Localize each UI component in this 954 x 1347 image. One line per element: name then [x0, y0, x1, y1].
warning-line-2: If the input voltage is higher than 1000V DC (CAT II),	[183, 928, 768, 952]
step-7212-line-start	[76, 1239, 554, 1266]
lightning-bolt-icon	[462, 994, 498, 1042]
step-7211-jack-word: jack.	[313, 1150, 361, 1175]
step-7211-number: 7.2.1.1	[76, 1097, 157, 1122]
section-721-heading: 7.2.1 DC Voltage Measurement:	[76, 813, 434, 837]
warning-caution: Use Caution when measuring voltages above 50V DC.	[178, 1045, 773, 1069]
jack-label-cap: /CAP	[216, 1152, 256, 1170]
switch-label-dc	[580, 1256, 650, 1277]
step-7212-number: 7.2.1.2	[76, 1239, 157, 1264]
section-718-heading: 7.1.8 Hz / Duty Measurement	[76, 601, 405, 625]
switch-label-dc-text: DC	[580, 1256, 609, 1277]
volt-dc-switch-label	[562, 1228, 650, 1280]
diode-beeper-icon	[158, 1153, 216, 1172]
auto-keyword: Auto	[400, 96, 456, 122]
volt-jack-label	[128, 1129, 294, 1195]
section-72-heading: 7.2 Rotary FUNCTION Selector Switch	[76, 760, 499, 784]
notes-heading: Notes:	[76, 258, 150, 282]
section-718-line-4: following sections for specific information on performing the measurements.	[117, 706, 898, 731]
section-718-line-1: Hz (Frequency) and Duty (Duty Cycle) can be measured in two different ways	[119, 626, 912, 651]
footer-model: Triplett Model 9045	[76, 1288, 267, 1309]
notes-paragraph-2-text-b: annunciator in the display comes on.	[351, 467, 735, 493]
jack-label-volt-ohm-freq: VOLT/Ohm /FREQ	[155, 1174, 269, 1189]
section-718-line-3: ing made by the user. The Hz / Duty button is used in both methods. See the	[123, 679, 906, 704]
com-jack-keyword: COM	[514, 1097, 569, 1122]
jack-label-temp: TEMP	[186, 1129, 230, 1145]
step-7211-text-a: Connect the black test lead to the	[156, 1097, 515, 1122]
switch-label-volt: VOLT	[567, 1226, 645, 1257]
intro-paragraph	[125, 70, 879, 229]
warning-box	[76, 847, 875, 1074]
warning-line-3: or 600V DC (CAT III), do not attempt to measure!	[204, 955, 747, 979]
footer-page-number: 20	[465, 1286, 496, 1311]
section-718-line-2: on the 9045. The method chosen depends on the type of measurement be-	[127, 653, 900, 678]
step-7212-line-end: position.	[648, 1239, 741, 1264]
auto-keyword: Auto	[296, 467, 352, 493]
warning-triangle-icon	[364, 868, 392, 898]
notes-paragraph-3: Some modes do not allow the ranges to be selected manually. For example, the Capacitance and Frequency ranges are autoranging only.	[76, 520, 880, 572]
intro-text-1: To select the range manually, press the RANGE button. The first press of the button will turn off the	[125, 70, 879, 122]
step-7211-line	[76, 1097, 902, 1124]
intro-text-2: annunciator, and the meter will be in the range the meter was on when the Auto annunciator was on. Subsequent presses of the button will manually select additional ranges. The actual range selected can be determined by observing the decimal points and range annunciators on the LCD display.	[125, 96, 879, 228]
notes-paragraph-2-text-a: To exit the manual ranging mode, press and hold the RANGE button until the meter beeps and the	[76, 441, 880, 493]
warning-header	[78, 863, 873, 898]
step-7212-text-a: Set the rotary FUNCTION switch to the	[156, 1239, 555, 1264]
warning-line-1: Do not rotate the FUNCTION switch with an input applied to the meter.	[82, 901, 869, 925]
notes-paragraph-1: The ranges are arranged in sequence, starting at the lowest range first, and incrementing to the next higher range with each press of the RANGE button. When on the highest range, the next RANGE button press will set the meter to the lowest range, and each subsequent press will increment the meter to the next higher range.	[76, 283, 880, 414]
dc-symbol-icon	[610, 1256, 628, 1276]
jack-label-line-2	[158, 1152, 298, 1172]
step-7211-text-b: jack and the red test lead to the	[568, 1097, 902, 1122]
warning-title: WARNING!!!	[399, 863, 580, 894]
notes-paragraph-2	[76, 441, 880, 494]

────────

Goal ▸ Copy every row above without changing a single character.

Solution for this exercise ▸
Localize each UI component in this 954 x 1347 image. One line per element: name then [x0, y0, x1, y1].
warning-line-2: If the input voltage is higher than 1000V DC (CAT II),	[183, 928, 768, 952]
step-7212-line-start	[76, 1239, 554, 1266]
lightning-bolt-icon	[462, 994, 498, 1042]
step-7211-jack-word: jack.	[313, 1150, 361, 1175]
step-7211-number: 7.2.1.1	[76, 1097, 157, 1122]
section-721-heading: 7.2.1 DC Voltage Measurement:	[76, 813, 434, 837]
warning-caution: Use Caution when measuring voltages above 50V DC.	[178, 1045, 773, 1069]
jack-label-cap: /CAP	[216, 1152, 256, 1170]
switch-label-dc	[580, 1256, 650, 1277]
step-7212-number: 7.2.1.2	[76, 1239, 157, 1264]
section-718-heading: 7.1.8 Hz / Duty Measurement	[76, 601, 405, 625]
switch-label-dc-text: DC	[580, 1256, 609, 1277]
volt-dc-switch-label	[562, 1228, 650, 1280]
diode-beeper-icon	[158, 1153, 216, 1172]
auto-keyword: Auto	[400, 96, 456, 122]
volt-jack-label	[128, 1129, 294, 1195]
section-72-heading: 7.2 Rotary FUNCTION Selector Switch	[76, 760, 499, 784]
notes-heading: Notes:	[76, 258, 150, 282]
section-718-line-4: following sections for specific information on performing the measurements.	[117, 706, 898, 731]
section-718-line-1: Hz (Frequency) and Duty (Duty Cycle) can be measured in two different ways	[119, 626, 912, 651]
footer-model: Triplett Model 9045	[76, 1288, 267, 1309]
notes-paragraph-2-text-b: annunciator in the display comes on.	[351, 467, 735, 493]
jack-label-volt-ohm-freq: VOLT/Ohm /FREQ	[155, 1174, 269, 1189]
section-718-line-3: ing made by the user. The Hz / Duty button is used in both methods. See the	[123, 679, 906, 704]
com-jack-keyword: COM	[514, 1097, 569, 1122]
jack-label-temp: TEMP	[186, 1129, 230, 1145]
step-7211-text-a: Connect the black test lead to the	[156, 1097, 515, 1122]
switch-label-volt: VOLT	[567, 1226, 645, 1257]
intro-paragraph	[125, 70, 879, 229]
warning-box	[76, 847, 875, 1074]
warning-line-3: or 600V DC (CAT III), do not attempt to measure!	[204, 955, 747, 979]
footer-page-number: 20	[465, 1286, 496, 1311]
section-718-line-2: on the 9045. The method chosen depends on the type of measurement be-	[127, 653, 900, 678]
step-7212-line-end: position.	[648, 1239, 741, 1264]
auto-keyword: Auto	[296, 467, 352, 493]
warning-triangle-icon	[364, 868, 392, 898]
notes-paragraph-3: Some modes do not allow the ranges to be selected manually. For example, the Capacitance and Frequency ranges are autoranging only.	[76, 520, 880, 572]
intro-text-1: To select the range manually, press the RANGE button. The first press of the button will turn off the	[125, 70, 879, 122]
step-7211-line	[76, 1097, 902, 1124]
intro-text-2: annunciator, and the meter will be in the range the meter was on when the Auto annunciator was on. Subsequent presses of the button will manually select additional ranges. The actual range selected can be determined by observing the decimal points and range annunciators on the LCD display.	[125, 96, 879, 228]
notes-paragraph-2-text-a: To exit the manual ranging mode, press and hold the RANGE button until the meter beeps and the	[76, 441, 880, 493]
warning-header	[78, 863, 873, 898]
step-7212-text-a: Set the rotary FUNCTION switch to the	[156, 1239, 555, 1264]
warning-line-1: Do not rotate the FUNCTION switch with an input applied to the meter.	[82, 901, 869, 925]
notes-paragraph-1: The ranges are arranged in sequence, starting at the lowest range first, and incrementing to the next higher range with each press of the RANGE button. When on the highest range, the next RANGE button press will set the meter to the lowest range, and each subsequent press will increment the meter to the next higher range.	[76, 283, 880, 414]
dc-symbol-icon	[610, 1256, 628, 1276]
jack-label-line-2	[158, 1152, 298, 1172]
step-7211-text-b: jack and the red test lead to the	[568, 1097, 902, 1122]
warning-title: WARNING!!!	[399, 863, 580, 894]
notes-paragraph-2	[76, 441, 880, 494]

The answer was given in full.